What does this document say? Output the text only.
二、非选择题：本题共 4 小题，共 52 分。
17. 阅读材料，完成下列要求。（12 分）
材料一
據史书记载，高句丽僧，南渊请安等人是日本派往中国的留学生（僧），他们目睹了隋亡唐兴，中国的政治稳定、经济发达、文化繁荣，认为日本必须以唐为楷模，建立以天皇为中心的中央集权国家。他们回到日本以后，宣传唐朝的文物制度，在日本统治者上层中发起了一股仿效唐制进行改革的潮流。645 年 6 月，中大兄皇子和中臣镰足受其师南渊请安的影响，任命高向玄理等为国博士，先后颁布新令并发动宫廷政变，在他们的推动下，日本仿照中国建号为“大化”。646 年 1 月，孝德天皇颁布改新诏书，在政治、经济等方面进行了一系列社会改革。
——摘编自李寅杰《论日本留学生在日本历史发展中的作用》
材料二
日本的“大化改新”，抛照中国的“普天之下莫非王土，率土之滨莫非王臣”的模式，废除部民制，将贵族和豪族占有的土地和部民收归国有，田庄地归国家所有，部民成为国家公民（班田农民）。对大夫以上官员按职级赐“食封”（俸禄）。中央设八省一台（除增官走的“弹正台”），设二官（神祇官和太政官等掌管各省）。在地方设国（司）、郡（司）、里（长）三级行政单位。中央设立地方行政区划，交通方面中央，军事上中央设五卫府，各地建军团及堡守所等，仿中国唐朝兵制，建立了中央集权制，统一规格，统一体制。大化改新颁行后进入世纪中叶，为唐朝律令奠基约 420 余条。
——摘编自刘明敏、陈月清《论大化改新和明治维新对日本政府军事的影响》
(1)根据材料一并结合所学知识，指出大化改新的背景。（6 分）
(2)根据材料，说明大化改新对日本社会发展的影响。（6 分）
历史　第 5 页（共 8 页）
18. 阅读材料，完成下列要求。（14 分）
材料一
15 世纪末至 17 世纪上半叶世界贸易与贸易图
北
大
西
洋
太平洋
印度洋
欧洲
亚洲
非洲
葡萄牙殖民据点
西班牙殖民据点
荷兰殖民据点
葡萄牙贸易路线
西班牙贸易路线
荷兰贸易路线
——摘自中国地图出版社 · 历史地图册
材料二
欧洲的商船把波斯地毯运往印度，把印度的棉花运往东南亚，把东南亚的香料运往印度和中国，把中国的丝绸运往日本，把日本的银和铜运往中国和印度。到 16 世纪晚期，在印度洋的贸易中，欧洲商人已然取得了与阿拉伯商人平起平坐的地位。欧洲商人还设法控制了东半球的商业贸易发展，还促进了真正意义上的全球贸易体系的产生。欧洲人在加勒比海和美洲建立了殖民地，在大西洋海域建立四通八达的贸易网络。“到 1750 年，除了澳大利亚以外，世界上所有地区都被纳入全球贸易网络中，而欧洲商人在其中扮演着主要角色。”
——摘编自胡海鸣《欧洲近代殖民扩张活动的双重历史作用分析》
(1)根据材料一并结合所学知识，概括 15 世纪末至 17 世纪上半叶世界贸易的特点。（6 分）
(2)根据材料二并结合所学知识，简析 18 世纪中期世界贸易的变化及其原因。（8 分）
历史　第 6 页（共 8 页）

• **DIRECTIONS FOR THIS TASK**
Word for word, restate all of the data shown above.

• **FINISHED ANSWER**
What does this document say? Output the text only.
二、非选择题：本题共 4 小题，共 52 分。
17. 阅读材料，完成下列要求。（12 分）
材料一
據史书记载，高句丽僧，南渊请安等人是日本派往中国的留学生（僧），他们目睹了隋亡唐兴，中国的政治稳定、经济发达、文化繁荣，认为日本必须以唐为楷模，建立以天皇为中心的中央集权国家。他们回到日本以后，宣传唐朝的文物制度，在日本统治者上层中发起了一股仿效唐制进行改革的潮流。645 年 6 月，中大兄皇子和中臣镰足受其师南渊请安的影响，任命高向玄理等为国博士，先后颁布新令并发动宫廷政变，在他们的推动下，日本仿照中国建号为“大化”。646 年 1 月，孝德天皇颁布改新诏书，在政治、经济等方面进行了一系列社会改革。
——摘编自李寅杰《论日本留学生在日本历史发展中的作用》
材料二
日本的“大化改新”，抛照中国的“普天之下莫非王土，率土之滨莫非王臣”的模式，废除部民制，将贵族和豪族占有的土地和部民收归国有，田庄地归国家所有，部民成为国家公民（班田农民）。对大夫以上官员按职级赐“食封”（俸禄）。中央设八省一台（除增官走的“弹正台”），设二官（神祇官和太政官等掌管各省）。在地方设国（司）、郡（司）、里（长）三级行政单位。中央设立地方行政区划，交通方面中央，军事上中央设五卫府，各地建军团及堡守所等，仿中国唐朝兵制，建立了中央集权制，统一规格，统一体制。大化改新颁行后进入世纪中叶，为唐朝律令奠基约 420 余条。
——摘编自刘明敏、陈月清《论大化改新和明治维新对日本政府军事的影响》
(1)根据材料一并结合所学知识，指出大化改新的背景。（6 分）
(2)根据材料，说明大化改新对日本社会发展的影响。（6 分）
历史　第 5 页（共 8 页）
18. 阅读材料，完成下列要求。（14 分）
材料一
15 世纪末至 17 世纪上半叶世界贸易与贸易图
北
大
西
洋
太平洋
印度洋
欧洲
亚洲
非洲
葡萄牙殖民据点
西班牙殖民据点
荷兰殖民据点
葡萄牙贸易路线
西班牙贸易路线
荷兰贸易路线
——摘自中国地图出版社 · 历史地图册
材料二
欧洲的商船把波斯地毯运往印度，把印度的棉花运往东南亚，把东南亚的香料运往印度和中国，把中国的丝绸运往日本，把日本的银和铜运往中国和印度。到 16 世纪晚期，在印度洋的贸易中，欧洲商人已然取得了与阿拉伯商人平起平坐的地位。欧洲商人还设法控制了东半球的商业贸易发展，还促进了真正意义上的全球贸易体系的产生。欧洲人在加勒比海和美洲建立了殖民地，在大西洋海域建立四通八达的贸易网络。“到 1750 年，除了澳大利亚以外，世界上所有地区都被纳入全球贸易网络中，而欧洲商人在其中扮演着主要角色。”
——摘编自胡海鸣《欧洲近代殖民扩张活动的双重历史作用分析》
(1)根据材料一并结合所学知识，概括 15 世纪末至 17 世纪上半叶世界贸易的特点。（6 分）
(2)根据材料二并结合所学知识，简析 18 世纪中期世界贸易的变化及其原因。（8 分）
历史　第 6 页（共 8 页）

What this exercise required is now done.